──────── Records supplied ────────
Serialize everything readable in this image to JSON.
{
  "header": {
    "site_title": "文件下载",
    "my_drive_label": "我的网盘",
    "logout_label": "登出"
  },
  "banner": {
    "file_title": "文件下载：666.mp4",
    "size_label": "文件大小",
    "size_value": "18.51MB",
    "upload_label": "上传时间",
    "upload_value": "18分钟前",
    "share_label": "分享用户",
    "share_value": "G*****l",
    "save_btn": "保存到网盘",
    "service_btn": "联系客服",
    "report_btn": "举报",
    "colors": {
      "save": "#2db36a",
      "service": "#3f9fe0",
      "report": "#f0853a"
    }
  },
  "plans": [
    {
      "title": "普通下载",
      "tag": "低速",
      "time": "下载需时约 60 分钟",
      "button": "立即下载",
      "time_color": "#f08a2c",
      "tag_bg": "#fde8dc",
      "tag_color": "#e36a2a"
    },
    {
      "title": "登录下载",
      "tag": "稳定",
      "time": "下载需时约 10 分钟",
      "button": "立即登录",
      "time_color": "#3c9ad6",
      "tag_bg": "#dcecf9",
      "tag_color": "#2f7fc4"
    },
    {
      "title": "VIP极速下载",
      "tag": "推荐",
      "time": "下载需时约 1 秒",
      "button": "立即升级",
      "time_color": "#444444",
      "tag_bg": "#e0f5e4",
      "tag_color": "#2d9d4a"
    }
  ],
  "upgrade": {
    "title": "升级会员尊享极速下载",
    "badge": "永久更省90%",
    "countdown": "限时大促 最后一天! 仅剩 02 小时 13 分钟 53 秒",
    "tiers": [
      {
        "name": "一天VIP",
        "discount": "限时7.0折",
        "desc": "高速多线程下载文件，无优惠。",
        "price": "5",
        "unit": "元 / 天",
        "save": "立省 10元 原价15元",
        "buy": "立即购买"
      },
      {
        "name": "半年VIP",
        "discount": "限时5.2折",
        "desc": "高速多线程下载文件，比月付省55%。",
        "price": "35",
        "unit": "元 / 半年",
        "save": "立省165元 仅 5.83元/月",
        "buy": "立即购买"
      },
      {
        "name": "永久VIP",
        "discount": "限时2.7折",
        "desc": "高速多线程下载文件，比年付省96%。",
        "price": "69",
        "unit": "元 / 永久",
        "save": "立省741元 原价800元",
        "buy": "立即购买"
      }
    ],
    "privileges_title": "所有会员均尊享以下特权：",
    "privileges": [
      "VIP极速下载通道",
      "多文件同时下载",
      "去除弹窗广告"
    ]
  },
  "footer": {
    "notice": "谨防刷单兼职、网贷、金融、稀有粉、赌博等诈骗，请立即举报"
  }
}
────────
§ Your task
Copy out each line exactly as written.

§ Final answer
Serialize everything readable in this image to JSON.
{
  "header": {
    "site_title": "文件下载",
    "my_drive_label": "我的网盘",
    "logout_label": "登出"
  },
  "banner": {
    "file_title": "文件下载：666.mp4",
    "size_label": "文件大小",
    "size_value": "18.51MB",
    "upload_label": "上传时间",
    "upload_value": "18分钟前",
    "share_label": "分享用户",
    "share_value": "G*****l",
    "save_btn": "保存到网盘",
    "service_btn": "联系客服",
    "report_btn": "举报",
    "colors": {
      "save": "#2db36a",
      "service": "#3f9fe0",
      "report": "#f0853a"
    }
  },
  "plans": [
    {
      "title": "普通下载",
      "tag": "低速",
      "time": "下载需时约 60 分钟",
      "button": "立即下载",
      "time_color": "#f08a2c",
      "tag_bg": "#fde8dc",
      "tag_color": "#e36a2a"
    },
    {
      "title": "登录下载",
      "tag": "稳定",
      "time": "下载需时约 10 分钟",
      "button": "立即登录",
      "time_color": "#3c9ad6",
      "tag_bg": "#dcecf9",
      "tag_color": "#2f7fc4"
    },
    {
      "title": "VIP极速下载",
      "tag": "推荐",
      "time": "下载需时约 1 秒",
      "button": "立即升级",
      "time_color": "#444444",
      "tag_bg": "#e0f5e4",
      "tag_color": "#2d9d4a"
    }
  ],
  "upgrade": {
    "title": "升级会员尊享极速下载",
    "badge": "永久更省90%",
    "countdown": "限时大促 最后一天! 仅剩 02 小时 13 分钟 53 秒",
    "tiers": [
      {
        "name": "一天VIP",
        "discount": "限时7.0折",
        "desc": "高速多线程下载文件，无优惠。",
        "price": "5",
        "unit": "元 / 天",
        "save": "立省 10元 原价15元",
        "buy": "立即购买"
      },
      {
        "name": "半年VIP",
        "discount": "限时5.2折",
        "desc": "高速多线程下载文件，比月付省55%。",
        "price": "35",
        "unit": "元 / 半年",
        "save": "立省165元 仅 5.83元/月",
        "buy": "立即购买"
      },
      {
        "name": "永久VIP",
        "discount": "限时2.7折",
        "desc": "高速多线程下载文件，比年付省96%。",
        "price": "69",
        "unit": "元 / 永久",
        "save": "立省741元 原价800元",
        "buy": "立即购买"
      }
    ],
    "privileges_title": "所有会员均尊享以下特权：",
    "privileges": [
      "VIP极速下载通道",
      "多文件同时下载",
      "去除弹窗广告"
    ]
  },
  "footer": {
    "notice": "谨防刷单兼职、网贷、金融、稀有粉、赌博等诈骗，请立即举报"
  }
}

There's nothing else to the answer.